__Elenco dei compiti__:
1) Trascrivi il passo del testo su Chiesa e democrazia che comincia con le parole "I fedeli non" e si chiude dopo le parole "potere nella Chiesa.".
2) Nel testo su Chiesa e democrazia, chi ha scritto il libro "La Chiesa oltre la democrazia"?

__Testo da leggere__:
E la legge divina è superiore alle leggi umane. Il corso della storia ha segnato un progresso, “un irreversibile avvicinarsi alla legge di Dio”, dice don Milani nella “Lettera ai giudici”.

I fedeli non sono sudditi. E possiamo dire che “l’obbedienza non è più una virtù”, neppure nella Chiesa.

La coscienza dei cattolici maturata in questi cinquant’anni e divenuta adulta avverte sempre più urgente la riforma della struttura gerarchica della Chiesa in senso evangelico, con la eliminazione, soprattutto della separazione tra clero e laicato, oltre che la diseguaglianza tra uomini e donne.

Le dimissioni di Benedetto XVI hanno riproposto il problema del ruolo del Papa e del potere nella Chiesa.

IL TABU’ DELLA DEMOCRATIZZAZIONE NELLA CHIESA”

Questo è il titolo del numero 5 del 1992 della rivista internazionale di teologia “Concilium”. La Chiesa se ha assunto la struttura gerarchica dalla società feudale, coniugandosi con i comuni, le signorie e l’assolutismo monarchico, ha avuto invece difficoltà a coniugarsi con la democrazia.

Dopo che il Concilio ha definito la Chiesa come “Popolo di Dio” e la sua fisionomia come comunione generata dallo Spirito, è più facile porre oggi il rapporto tra Chiesa e democrazia.

“Monarchia” e “democrazia” sono termini della politica. Come non è corretto dire che “la Chiesa è una monarchia”, così non si dovrebbe dire che “la Chiesa è una democrazia”.

Ma la Chiesa è molto di più della democrazia.

E’ il caso di richiamare il libro “La Chiesa oltre la democrazia”, di Andrés Torres Queiruga (edizioni la Meridiana, Molfetta, 2004).

Sulla copertina si legge:

“La Chiesa non è una democrazia ma è molto di più di una democrazia. Più libera, egualitaria, partecipativa, non autoritaria”.

Nel risvolto della prima di copertina:

“Benché non sia corretto leggere la Chiesa come una democrazia in senso strettamente politico, è difficile negare che nei suoi valori costitutivi, come la libertà, l’uguaglianza, la fraternità, si racchiuda l’anima più autentica dei principi democratici.

Un blocco di dati:

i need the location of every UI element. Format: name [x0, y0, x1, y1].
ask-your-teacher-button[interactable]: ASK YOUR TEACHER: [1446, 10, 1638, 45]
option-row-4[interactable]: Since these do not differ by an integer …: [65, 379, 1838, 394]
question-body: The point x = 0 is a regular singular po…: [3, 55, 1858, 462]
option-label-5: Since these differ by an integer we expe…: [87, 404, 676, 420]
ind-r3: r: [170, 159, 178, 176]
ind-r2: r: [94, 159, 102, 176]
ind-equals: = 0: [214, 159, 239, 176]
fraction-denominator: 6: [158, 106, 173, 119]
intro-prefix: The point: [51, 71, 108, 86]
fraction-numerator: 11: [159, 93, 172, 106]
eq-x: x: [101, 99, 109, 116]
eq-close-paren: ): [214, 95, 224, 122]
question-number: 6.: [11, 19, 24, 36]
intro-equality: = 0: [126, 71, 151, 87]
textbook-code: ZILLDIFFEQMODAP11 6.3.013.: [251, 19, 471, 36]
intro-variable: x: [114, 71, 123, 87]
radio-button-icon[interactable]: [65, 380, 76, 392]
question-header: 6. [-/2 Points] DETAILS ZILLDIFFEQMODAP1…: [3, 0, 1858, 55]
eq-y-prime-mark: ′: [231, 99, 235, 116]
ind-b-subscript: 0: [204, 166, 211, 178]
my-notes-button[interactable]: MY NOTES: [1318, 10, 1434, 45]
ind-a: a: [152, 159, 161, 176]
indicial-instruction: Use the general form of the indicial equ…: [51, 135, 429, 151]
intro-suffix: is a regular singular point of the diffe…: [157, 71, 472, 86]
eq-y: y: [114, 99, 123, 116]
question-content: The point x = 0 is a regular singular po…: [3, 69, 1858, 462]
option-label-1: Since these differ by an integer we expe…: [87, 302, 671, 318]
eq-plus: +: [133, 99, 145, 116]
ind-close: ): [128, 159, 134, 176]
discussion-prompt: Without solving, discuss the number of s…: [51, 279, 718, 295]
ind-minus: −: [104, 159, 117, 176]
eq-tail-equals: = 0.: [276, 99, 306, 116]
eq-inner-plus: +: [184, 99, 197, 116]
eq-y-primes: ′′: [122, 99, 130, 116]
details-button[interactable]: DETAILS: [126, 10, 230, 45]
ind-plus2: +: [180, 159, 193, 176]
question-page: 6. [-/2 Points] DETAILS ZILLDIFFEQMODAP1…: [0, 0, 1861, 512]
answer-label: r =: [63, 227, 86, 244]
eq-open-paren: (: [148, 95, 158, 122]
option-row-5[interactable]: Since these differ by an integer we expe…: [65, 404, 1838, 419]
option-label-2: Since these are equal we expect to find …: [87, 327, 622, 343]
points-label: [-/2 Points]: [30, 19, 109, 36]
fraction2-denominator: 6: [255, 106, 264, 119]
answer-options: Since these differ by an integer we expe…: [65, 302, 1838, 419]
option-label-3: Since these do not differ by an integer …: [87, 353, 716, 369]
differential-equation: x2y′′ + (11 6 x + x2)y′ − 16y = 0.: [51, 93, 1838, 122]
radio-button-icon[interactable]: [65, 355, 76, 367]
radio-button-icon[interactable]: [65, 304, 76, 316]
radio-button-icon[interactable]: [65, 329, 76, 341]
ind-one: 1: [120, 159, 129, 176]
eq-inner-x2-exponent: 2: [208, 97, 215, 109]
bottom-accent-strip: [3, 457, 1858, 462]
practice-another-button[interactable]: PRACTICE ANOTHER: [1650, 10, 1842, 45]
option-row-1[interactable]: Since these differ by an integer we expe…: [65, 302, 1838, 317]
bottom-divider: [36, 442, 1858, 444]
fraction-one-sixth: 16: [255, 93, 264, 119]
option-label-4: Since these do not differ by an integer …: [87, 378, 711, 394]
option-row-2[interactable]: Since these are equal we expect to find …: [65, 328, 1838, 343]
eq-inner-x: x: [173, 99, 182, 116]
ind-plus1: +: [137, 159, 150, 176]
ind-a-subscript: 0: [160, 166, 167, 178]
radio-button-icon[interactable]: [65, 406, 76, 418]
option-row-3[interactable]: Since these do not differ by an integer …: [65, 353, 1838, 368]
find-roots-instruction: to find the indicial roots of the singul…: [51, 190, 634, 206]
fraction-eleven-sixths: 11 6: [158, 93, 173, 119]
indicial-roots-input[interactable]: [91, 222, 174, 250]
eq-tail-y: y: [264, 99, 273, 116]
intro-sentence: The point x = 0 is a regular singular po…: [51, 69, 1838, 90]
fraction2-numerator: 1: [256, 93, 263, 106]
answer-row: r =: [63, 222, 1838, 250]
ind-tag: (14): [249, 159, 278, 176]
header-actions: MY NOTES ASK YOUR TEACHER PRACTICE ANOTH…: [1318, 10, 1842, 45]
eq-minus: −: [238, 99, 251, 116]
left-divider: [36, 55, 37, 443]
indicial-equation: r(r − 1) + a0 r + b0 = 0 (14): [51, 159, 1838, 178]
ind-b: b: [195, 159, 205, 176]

__Risposte all'esercizio__:
1)
I fedeli non sono sudditi. E possiamo dire che “l’obbedienza non è più una virtù”, neppure nella Chiesa.

La coscienza dei cattolici maturata in questi cinquant’anni e divenuta adulta avverte sempre più urgente la riforma della struttura gerarchica della Chiesa in senso evangelico, con la eliminazione, soprattutto della separazione tra clero e laicato, oltre che la diseguaglianza tra uomini e donne.

Le dimissioni di Benedetto XVI hanno riproposto il problema del ruolo del Papa e del potere nella Chiesa.

2) Andrés Torres Queiruga.